Set problem:
The listing beneath should be written out in full, exactly as shown.

Extracted entries:
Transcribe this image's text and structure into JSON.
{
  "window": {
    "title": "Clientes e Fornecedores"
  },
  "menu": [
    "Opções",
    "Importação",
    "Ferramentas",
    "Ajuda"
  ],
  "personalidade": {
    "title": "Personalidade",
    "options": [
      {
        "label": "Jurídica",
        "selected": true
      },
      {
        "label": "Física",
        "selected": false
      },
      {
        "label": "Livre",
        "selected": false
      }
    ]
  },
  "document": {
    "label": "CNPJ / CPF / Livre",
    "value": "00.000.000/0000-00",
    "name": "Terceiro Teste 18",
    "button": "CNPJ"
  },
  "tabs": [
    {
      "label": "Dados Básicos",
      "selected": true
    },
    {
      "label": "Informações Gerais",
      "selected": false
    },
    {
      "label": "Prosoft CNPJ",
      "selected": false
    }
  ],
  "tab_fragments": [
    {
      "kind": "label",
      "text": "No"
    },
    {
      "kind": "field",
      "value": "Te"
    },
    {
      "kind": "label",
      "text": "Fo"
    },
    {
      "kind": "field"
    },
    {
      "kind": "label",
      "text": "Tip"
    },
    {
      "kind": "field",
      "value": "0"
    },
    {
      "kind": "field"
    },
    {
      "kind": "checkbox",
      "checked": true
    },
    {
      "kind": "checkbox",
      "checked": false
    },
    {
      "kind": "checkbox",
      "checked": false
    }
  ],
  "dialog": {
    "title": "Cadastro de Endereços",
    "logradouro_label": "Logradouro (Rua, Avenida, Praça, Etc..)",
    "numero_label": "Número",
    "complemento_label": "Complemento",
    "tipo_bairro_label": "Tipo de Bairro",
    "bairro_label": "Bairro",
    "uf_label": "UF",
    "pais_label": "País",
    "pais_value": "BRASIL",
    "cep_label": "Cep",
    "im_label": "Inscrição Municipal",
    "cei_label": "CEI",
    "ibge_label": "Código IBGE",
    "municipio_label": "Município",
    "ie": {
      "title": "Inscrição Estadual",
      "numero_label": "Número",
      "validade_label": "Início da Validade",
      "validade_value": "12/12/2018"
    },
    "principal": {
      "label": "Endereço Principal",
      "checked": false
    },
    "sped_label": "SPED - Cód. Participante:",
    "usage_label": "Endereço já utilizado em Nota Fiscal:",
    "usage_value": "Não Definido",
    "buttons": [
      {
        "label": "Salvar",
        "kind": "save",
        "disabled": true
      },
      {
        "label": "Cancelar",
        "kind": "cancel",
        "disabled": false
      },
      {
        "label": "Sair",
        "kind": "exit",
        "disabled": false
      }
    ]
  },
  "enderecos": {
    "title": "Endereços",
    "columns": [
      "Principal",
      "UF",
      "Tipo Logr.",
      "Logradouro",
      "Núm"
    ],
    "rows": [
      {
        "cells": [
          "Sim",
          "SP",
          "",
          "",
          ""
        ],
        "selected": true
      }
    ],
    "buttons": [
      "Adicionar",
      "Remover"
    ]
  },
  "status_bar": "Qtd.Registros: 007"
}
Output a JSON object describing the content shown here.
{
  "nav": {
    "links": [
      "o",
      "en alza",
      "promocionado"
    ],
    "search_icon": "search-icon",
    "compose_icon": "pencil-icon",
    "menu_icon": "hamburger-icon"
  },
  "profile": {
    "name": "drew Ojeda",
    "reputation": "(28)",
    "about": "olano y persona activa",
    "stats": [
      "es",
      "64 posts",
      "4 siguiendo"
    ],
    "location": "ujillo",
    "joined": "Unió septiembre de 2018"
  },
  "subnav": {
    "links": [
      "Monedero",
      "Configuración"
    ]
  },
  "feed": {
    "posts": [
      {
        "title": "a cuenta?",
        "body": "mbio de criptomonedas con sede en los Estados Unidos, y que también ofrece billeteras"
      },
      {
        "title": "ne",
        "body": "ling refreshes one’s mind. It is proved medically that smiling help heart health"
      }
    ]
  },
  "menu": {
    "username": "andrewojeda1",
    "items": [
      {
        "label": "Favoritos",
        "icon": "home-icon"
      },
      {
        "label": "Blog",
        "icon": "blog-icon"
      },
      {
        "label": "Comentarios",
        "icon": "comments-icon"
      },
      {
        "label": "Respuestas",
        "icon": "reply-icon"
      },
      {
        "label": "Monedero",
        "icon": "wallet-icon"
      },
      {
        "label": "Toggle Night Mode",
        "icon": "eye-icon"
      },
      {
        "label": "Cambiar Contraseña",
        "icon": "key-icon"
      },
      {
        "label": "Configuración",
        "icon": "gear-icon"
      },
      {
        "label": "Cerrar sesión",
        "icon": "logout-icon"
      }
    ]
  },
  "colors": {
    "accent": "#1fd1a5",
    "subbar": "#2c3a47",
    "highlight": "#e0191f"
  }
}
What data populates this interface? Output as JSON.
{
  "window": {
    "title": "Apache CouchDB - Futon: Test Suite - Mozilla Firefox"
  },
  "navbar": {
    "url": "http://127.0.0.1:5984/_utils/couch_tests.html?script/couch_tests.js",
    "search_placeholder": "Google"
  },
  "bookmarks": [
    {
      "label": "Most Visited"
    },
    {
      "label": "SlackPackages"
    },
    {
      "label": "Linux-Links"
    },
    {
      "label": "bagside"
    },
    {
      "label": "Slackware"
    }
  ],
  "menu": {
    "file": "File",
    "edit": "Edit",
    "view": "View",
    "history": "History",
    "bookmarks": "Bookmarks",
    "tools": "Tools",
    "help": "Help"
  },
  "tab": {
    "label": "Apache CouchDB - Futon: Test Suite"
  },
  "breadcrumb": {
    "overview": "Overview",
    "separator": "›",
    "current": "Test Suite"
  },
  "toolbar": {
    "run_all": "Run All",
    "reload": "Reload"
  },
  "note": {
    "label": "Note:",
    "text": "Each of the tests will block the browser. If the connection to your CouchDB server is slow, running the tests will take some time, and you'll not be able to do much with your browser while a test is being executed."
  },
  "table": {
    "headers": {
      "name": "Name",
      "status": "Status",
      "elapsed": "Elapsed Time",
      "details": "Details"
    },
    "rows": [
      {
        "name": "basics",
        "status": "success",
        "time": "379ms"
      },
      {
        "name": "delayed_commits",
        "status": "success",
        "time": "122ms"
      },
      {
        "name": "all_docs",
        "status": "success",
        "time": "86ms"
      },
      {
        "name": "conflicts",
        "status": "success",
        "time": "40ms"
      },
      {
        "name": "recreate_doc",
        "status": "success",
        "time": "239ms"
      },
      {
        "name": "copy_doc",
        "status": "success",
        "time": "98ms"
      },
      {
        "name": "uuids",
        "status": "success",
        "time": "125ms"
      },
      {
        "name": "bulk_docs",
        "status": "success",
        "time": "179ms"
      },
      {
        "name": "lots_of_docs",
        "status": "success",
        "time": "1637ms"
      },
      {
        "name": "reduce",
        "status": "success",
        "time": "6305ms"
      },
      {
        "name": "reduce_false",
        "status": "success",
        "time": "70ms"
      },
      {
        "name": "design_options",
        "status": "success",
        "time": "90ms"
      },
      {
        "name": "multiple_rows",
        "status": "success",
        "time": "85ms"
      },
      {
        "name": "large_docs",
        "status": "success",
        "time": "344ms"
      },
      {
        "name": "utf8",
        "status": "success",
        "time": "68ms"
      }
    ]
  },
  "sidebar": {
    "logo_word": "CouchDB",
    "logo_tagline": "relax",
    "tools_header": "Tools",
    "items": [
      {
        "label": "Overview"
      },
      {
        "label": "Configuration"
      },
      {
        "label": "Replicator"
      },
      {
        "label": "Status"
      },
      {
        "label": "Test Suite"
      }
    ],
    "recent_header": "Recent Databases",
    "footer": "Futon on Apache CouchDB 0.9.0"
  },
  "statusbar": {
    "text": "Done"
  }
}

Final answer:
Transcribe this image's text and structure into JSON.
{
  "window": {
    "title": "Clientes e Fornecedores"
  },
  "menu": [
    "Opções",
    "Importação",
    "Ferramentas",
    "Ajuda"
  ],
  "personalidade": {
    "title": "Personalidade",
    "options": [
      {
        "label": "Jurídica",
        "selected": true
      },
      {
        "label": "Física",
        "selected": false
      },
      {
        "label": "Livre",
        "selected": false
      }
    ]
  },
  "document": {
    "label": "CNPJ / CPF / Livre",
    "value": "00.000.000/0000-00",
    "name": "Terceiro Teste 18",
    "button": "CNPJ"
  },
  "tabs": [
    {
      "label": "Dados Básicos",
      "selected": true
    },
    {
      "label": "Informações Gerais",
      "selected": false
    },
    {
      "label": "Prosoft CNPJ",
      "selected": false
    }
  ],
  "tab_fragments": [
    {
      "kind": "label",
      "text": "No"
    },
    {
      "kind": "field",
      "value": "Te"
    },
    {
      "kind": "label",
      "text": "Fo"
    },
    {
      "kind": "field"
    },
    {
      "kind": "label",
      "text": "Tip"
    },
    {
      "kind": "field",
      "value": "0"
    },
    {
      "kind": "field"
    },
    {
      "kind": "checkbox",
      "checked": true
    },
    {
      "kind": "checkbox",
      "checked": false
    },
    {
      "kind": "checkbox",
      "checked": false
    }
  ],
  "dialog": {
    "title": "Cadastro de Endereços",
    "logradouro_label": "Logradouro (Rua, Avenida, Praça, Etc..)",
    "numero_label": "Número",
    "complemento_label": "Complemento",
    "tipo_bairro_label": "Tipo de Bairro",
    "bairro_label": "Bairro",
    "uf_label": "UF",
    "pais_label": "País",
    "pais_value": "BRASIL",
    "cep_label": "Cep",
    "im_label": "Inscrição Municipal",
    "cei_label": "CEI",
    "ibge_label": "Código IBGE",
    "municipio_label": "Município",
    "ie": {
      "title": "Inscrição Estadual",
      "numero_label": "Número",
      "validade_label": "Início da Validade",
      "validade_value": "12/12/2018"
    },
    "principal": {
      "label": "Endereço Principal",
      "checked": false
    },
    "sped_label": "SPED - Cód. Participante:",
    "usage_label": "Endereço já utilizado em Nota Fiscal:",
    "usage_value": "Não Definido",
    "buttons": [
      {
        "label": "Salvar",
        "kind": "save",
        "disabled": true
      },
      {
        "label": "Cancelar",
        "kind": "cancel",
        "disabled": false
      },
      {
        "label": "Sair",
        "kind": "exit",
        "disabled": false
      }
    ]
  },
  "enderecos": {
    "title": "Endereços",
    "columns": [
      "Principal",
      "UF",
      "Tipo Logr.",
      "Logradouro",
      "Núm"
    ],
    "rows": [
      {
        "cells": [
          "Sim",
          "SP",
          "",
          "",
          ""
        ],
        "selected": true
      }
    ],
    "buttons": [
      "Adicionar",
      "Remover"
    ]
  },
  "status_bar": "Qtd.Registros: 007"
}
Output a JSON object describing the content shown here.
{
  "nav": {
    "links": [
      "o",
      "en alza",
      "promocionado"
    ],
    "search_icon": "search-icon",
    "compose_icon": "pencil-icon",
    "menu_icon": "hamburger-icon"
  },
  "profile": {
    "name": "drew Ojeda",
    "reputation": "(28)",
    "about": "olano y persona activa",
    "stats": [
      "es",
      "64 posts",
      "4 siguiendo"
    ],
    "location": "ujillo",
    "joined": "Unió septiembre de 2018"
  },
  "subnav": {
    "links": [
      "Monedero",
      "Configuración"
    ]
  },
  "feed": {
    "posts": [
      {
        "title": "a cuenta?",
        "body": "mbio de criptomonedas con sede en los Estados Unidos, y que también ofrece billeteras"
      },
      {
        "title": "ne",
        "body": "ling refreshes one’s mind. It is proved medically that smiling help heart health"
      }
    ]
  },
  "menu": {
    "username": "andrewojeda1",
    "items": [
      {
        "label": "Favoritos",
        "icon": "home-icon"
      },
      {
        "label": "Blog",
        "icon": "blog-icon"
      },
      {
        "label": "Comentarios",
        "icon": "comments-icon"
      },
      {
        "label": "Respuestas",
        "icon": "reply-icon"
      },
      {
        "label": "Monedero",
        "icon": "wallet-icon"
      },
      {
        "label": "Toggle Night Mode",
        "icon": "eye-icon"
      },
      {
        "label": "Cambiar Contraseña",
        "icon": "key-icon"
      },
      {
        "label": "Configuración",
        "icon": "gear-icon"
      },
      {
        "label": "Cerrar sesión",
        "icon": "logout-icon"
      }
    ]
  },
  "colors": {
    "accent": "#1fd1a5",
    "subbar": "#2c3a47",
    "highlight": "#e0191f"
  }
}
What data populates this interface? Output as JSON.
{
  "window": {
    "title": "Apache CouchDB - Futon: Test Suite - Mozilla Firefox"
  },
  "navbar": {
    "url": "http://127.0.0.1:5984/_utils/couch_tests.html?script/couch_tests.js",
    "search_placeholder": "Google"
  },
  "bookmarks": [
    {
      "label": "Most Visited"
    },
    {
      "label": "SlackPackages"
    },
    {
      "label": "Linux-Links"
    },
    {
      "label": "bagside"
    },
    {
      "label": "Slackware"
    }
  ],
  "menu": {
    "file": "File",
    "edit": "Edit",
    "view": "View",
    "history": "History",
    "bookmarks": "Bookmarks",
    "tools": "Tools",
    "help": "Help"
  },
  "tab": {
    "label": "Apache CouchDB - Futon: Test Suite"
  },
  "breadcrumb": {
    "overview": "Overview",
    "separator": "›",
    "current": "Test Suite"
  },
  "toolbar": {
    "run_all": "Run All",
    "reload": "Reload"
  },
  "note": {
    "label": "Note:",
    "text": "Each of the tests will block the browser. If the connection to your CouchDB server is slow, running the tests will take some time, and you'll not be able to do much with your browser while a test is being executed."
  },
  "table": {
    "headers": {
      "name": "Name",
      "status": "Status",
      "elapsed": "Elapsed Time",
      "details": "Details"
    },
    "rows": [
      {
        "name": "basics",
        "status": "success",
        "time": "379ms"
      },
      {
        "name": "delayed_commits",
        "status": "success",
        "time": "122ms"
      },
      {
        "name": "all_docs",
        "status": "success",
        "time": "86ms"
      },
      {
        "name": "conflicts",
        "status": "success",
        "time": "40ms"
      },
      {
        "name": "recreate_doc",
        "status": "success",
        "time": "239ms"
      },
      {
        "name": "copy_doc",
        "status": "success",
        "time": "98ms"
      },
      {
        "name": "uuids",
        "status": "success",
        "time": "125ms"
      },
      {
        "name": "bulk_docs",
        "status": "success",
        "time": "179ms"
      },
      {
        "name": "lots_of_docs",
        "status": "success",
        "time": "1637ms"
      },
      {
        "name": "reduce",
        "status": "success",
        "time": "6305ms"
      },
      {
        "name": "reduce_false",
        "status": "success",
        "time": "70ms"
      },
      {
        "name": "design_options",
        "status": "success",
        "time": "90ms"
      },
      {
        "name": "multiple_rows",
        "status": "success",
        "time": "85ms"
      },
      {
        "name": "large_docs",
        "status": "success",
        "time": "344ms"
      },
      {
        "name": "utf8",
        "status": "success",
        "time": "68ms"
      }
    ]
  },
  "sidebar": {
    "logo_word": "CouchDB",
    "logo_tagline": "relax",
    "tools_header": "Tools",
    "items": [
      {
        "label": "Overview"
      },
      {
        "label": "Configuration"
      },
      {
        "label": "Replicator"
      },
      {
        "label": "Status"
      },
      {
        "label": "Test Suite"
      }
    ],
    "recent_header": "Recent Databases",
    "footer": "Futon on Apache CouchDB 0.9.0"
  },
  "statusbar": {
    "text": "Done"
  }
}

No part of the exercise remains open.